Extracts from a graphics dataset:
-------------------------
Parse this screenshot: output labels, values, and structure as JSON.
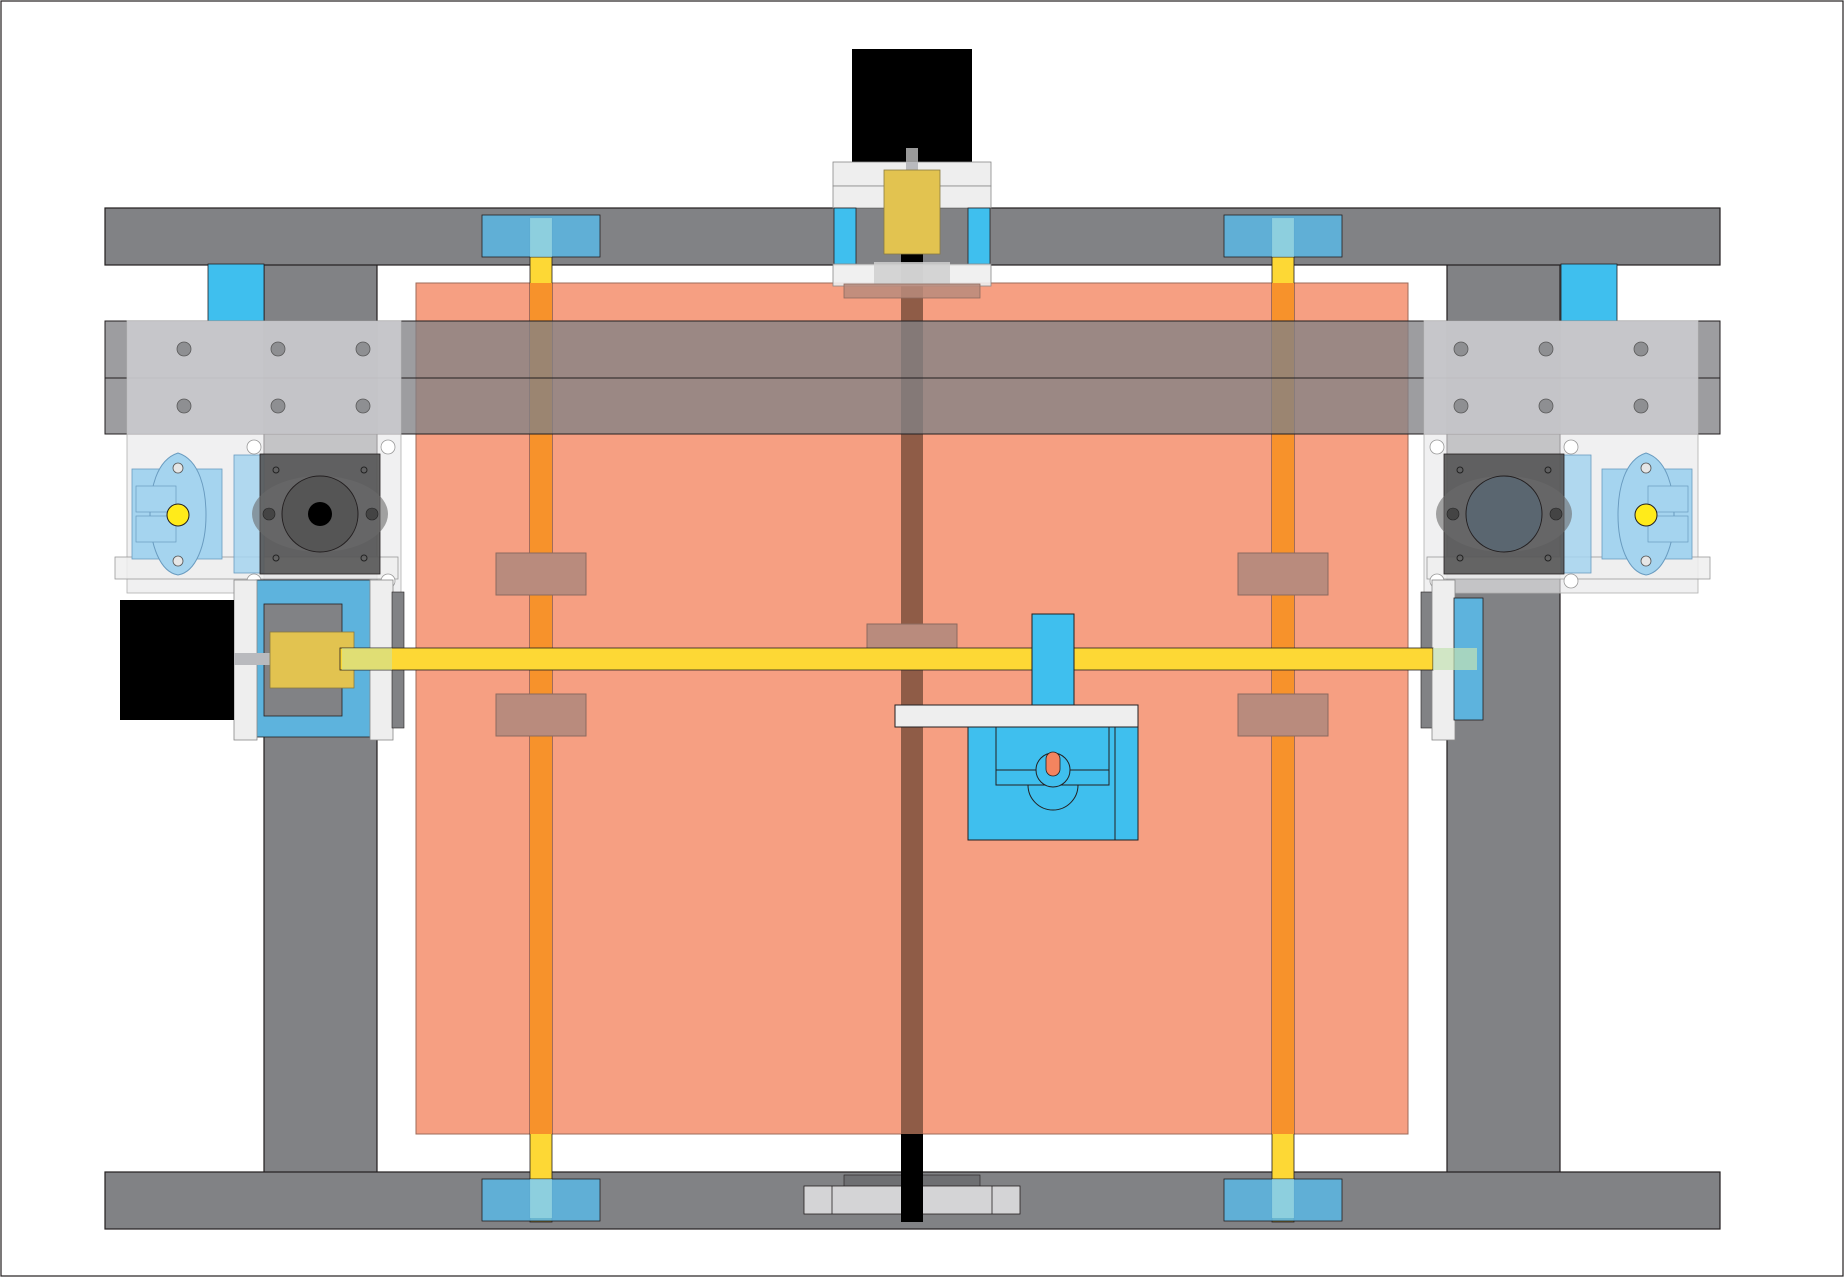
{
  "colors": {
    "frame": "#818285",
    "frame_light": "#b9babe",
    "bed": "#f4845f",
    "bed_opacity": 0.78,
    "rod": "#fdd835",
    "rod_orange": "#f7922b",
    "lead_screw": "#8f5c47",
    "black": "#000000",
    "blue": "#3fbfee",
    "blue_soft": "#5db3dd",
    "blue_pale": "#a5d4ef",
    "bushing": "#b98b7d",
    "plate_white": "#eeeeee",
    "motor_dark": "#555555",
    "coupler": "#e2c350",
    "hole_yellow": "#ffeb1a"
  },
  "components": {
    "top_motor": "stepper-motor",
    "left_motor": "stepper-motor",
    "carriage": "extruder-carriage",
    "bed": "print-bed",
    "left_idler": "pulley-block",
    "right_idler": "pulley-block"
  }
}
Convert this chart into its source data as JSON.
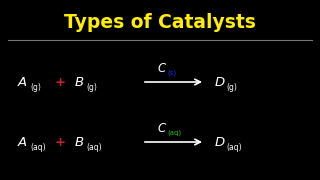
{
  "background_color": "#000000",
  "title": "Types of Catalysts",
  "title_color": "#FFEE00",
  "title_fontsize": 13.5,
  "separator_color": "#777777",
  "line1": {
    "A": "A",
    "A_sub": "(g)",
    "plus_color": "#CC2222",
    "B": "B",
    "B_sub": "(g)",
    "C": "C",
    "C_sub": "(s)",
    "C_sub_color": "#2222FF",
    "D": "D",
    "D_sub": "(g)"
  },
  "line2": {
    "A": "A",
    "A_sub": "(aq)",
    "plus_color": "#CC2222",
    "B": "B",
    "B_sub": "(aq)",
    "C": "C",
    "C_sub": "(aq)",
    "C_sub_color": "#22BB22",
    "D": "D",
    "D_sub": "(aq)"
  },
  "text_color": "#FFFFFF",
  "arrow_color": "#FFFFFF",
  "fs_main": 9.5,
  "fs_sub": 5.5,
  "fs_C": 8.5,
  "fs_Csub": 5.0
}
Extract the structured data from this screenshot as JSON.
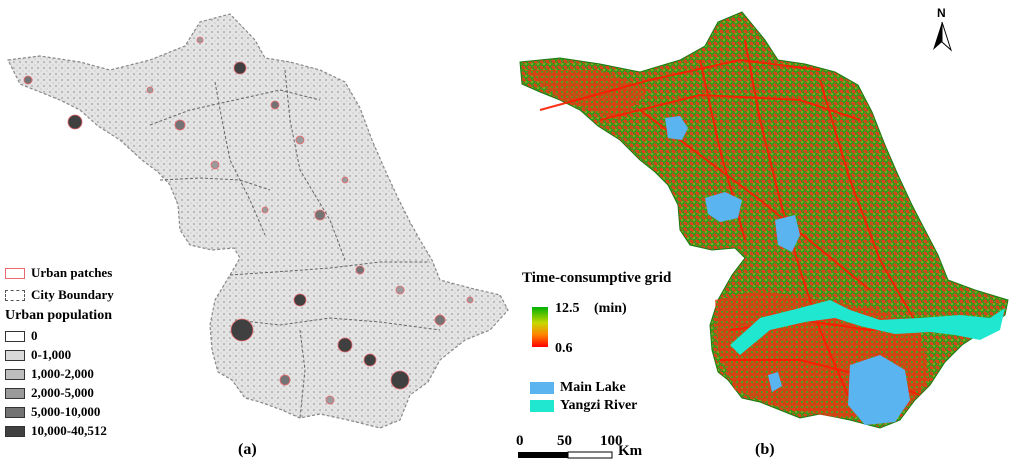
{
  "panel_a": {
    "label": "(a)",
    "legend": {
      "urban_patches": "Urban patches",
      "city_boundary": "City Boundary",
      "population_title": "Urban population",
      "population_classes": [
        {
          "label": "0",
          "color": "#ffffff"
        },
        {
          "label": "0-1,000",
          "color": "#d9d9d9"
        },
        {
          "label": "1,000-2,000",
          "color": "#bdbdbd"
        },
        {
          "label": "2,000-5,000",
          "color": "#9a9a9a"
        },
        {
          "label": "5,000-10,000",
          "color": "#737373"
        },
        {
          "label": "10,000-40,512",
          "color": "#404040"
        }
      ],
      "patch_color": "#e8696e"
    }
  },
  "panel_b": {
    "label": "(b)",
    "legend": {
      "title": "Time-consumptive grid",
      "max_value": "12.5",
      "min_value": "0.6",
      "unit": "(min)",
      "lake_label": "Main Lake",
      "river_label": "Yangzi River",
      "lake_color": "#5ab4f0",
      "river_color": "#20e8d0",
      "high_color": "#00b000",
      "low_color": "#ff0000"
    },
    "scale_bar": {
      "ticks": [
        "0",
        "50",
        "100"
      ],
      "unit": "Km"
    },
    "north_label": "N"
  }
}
-------------------------
-- Objective --
For the material, find the number of lines holding the word "this" and give that figure and nothing more.

-- Finished exercise --
3